[Records about charts and figures]
--- start ---

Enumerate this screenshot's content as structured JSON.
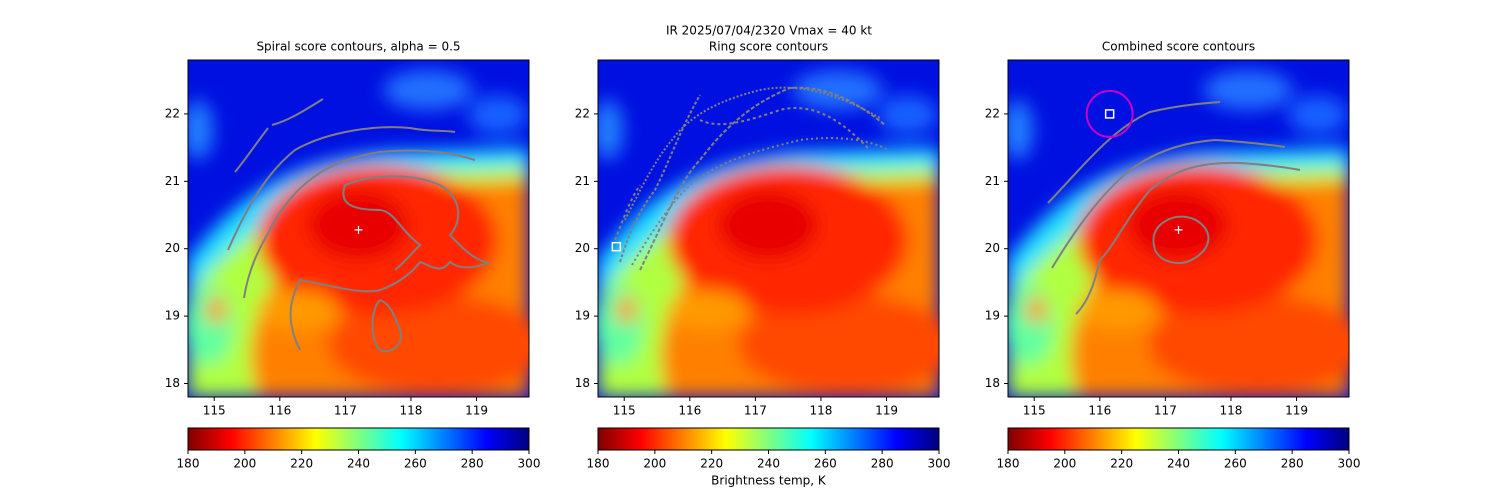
{
  "suptitle": "IR  2025/07/04/2320    Vmax = 40 kt",
  "chart_data": [
    {
      "type": "image",
      "title": "Spiral score contours, alpha =  0.5",
      "xlim": [
        114.6,
        119.8
      ],
      "ylim": [
        17.8,
        22.8
      ],
      "xticks": [
        115,
        116,
        117,
        118,
        119
      ],
      "yticks": [
        18,
        19,
        20,
        21,
        22
      ],
      "markers": [
        {
          "x": 117.2,
          "y": 20.28,
          "symbol": "plus",
          "color": "#ffffff"
        }
      ],
      "colorbar": {
        "lim": [
          180,
          300
        ],
        "ticks": [
          180,
          200,
          220,
          240,
          260,
          280,
          300
        ],
        "colormap": "jet_r"
      }
    },
    {
      "type": "image",
      "title": "Ring score contours",
      "xlim": [
        114.6,
        119.8
      ],
      "ylim": [
        17.8,
        22.8
      ],
      "xticks": [
        115,
        116,
        117,
        118,
        119
      ],
      "yticks": [
        18,
        19,
        20,
        21,
        22
      ],
      "markers": [
        {
          "x": 114.88,
          "y": 20.03,
          "symbol": "square",
          "color": "#ffffff"
        }
      ],
      "colorbar": {
        "lim": [
          180,
          300
        ],
        "ticks": [
          180,
          200,
          220,
          240,
          260,
          280,
          300
        ],
        "colormap": "jet_r",
        "label": "Brightness temp, K"
      }
    },
    {
      "type": "image",
      "title": "Combined score contours",
      "xlim": [
        114.6,
        119.8
      ],
      "ylim": [
        17.8,
        22.8
      ],
      "xticks": [
        115,
        116,
        117,
        118,
        119
      ],
      "yticks": [
        18,
        19,
        20,
        21,
        22
      ],
      "markers": [
        {
          "x": 117.2,
          "y": 20.28,
          "symbol": "plus",
          "color": "#ffffff"
        },
        {
          "x": 116.15,
          "y": 22.0,
          "symbol": "square",
          "color": "#ffffff"
        },
        {
          "x": 116.15,
          "y": 22.0,
          "symbol": "circle",
          "color": "#c800c8"
        }
      ],
      "colorbar": {
        "lim": [
          180,
          300
        ],
        "ticks": [
          180,
          200,
          220,
          240,
          260,
          280,
          300
        ],
        "colormap": "jet_r"
      }
    }
  ]
}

--- end ---

**Set problem:**
Copy the whole listing above word for word but do not carry over the pictures.

**Written response:**
Enumerate this screenshot's content as structured JSON.
{
  "suptitle": "IR  2025/07/04/2320    Vmax = 40 kt",
  "chart_data": [
    {
      "type": "image",
      "title": "Spiral score contours, alpha =  0.5",
      "xlim": [
        114.6,
        119.8
      ],
      "ylim": [
        17.8,
        22.8
      ],
      "xticks": [
        115,
        116,
        117,
        118,
        119
      ],
      "yticks": [
        18,
        19,
        20,
        21,
        22
      ],
      "markers": [
        {
          "x": 117.2,
          "y": 20.28,
          "symbol": "plus",
          "color": "#ffffff"
        }
      ],
      "colorbar": {
        "lim": [
          180,
          300
        ],
        "ticks": [
          180,
          200,
          220,
          240,
          260,
          280,
          300
        ],
        "colormap": "jet_r"
      }
    },
    {
      "type": "image",
      "title": "Ring score contours",
      "xlim": [
        114.6,
        119.8
      ],
      "ylim": [
        17.8,
        22.8
      ],
      "xticks": [
        115,
        116,
        117,
        118,
        119
      ],
      "yticks": [
        18,
        19,
        20,
        21,
        22
      ],
      "markers": [
        {
          "x": 114.88,
          "y": 20.03,
          "symbol": "square",
          "color": "#ffffff"
        }
      ],
      "colorbar": {
        "lim": [
          180,
          300
        ],
        "ticks": [
          180,
          200,
          220,
          240,
          260,
          280,
          300
        ],
        "colormap": "jet_r",
        "label": "Brightness temp, K"
      }
    },
    {
      "type": "image",
      "title": "Combined score contours",
      "xlim": [
        114.6,
        119.8
      ],
      "ylim": [
        17.8,
        22.8
      ],
      "xticks": [
        115,
        116,
        117,
        118,
        119
      ],
      "yticks": [
        18,
        19,
        20,
        21,
        22
      ],
      "markers": [
        {
          "x": 117.2,
          "y": 20.28,
          "symbol": "plus",
          "color": "#ffffff"
        },
        {
          "x": 116.15,
          "y": 22.0,
          "symbol": "square",
          "color": "#ffffff"
        },
        {
          "x": 116.15,
          "y": 22.0,
          "symbol": "circle",
          "color": "#c800c8"
        }
      ],
      "colorbar": {
        "lim": [
          180,
          300
        ],
        "ticks": [
          180,
          200,
          220,
          240,
          260,
          280,
          300
        ],
        "colormap": "jet_r"
      }
    }
  ]
}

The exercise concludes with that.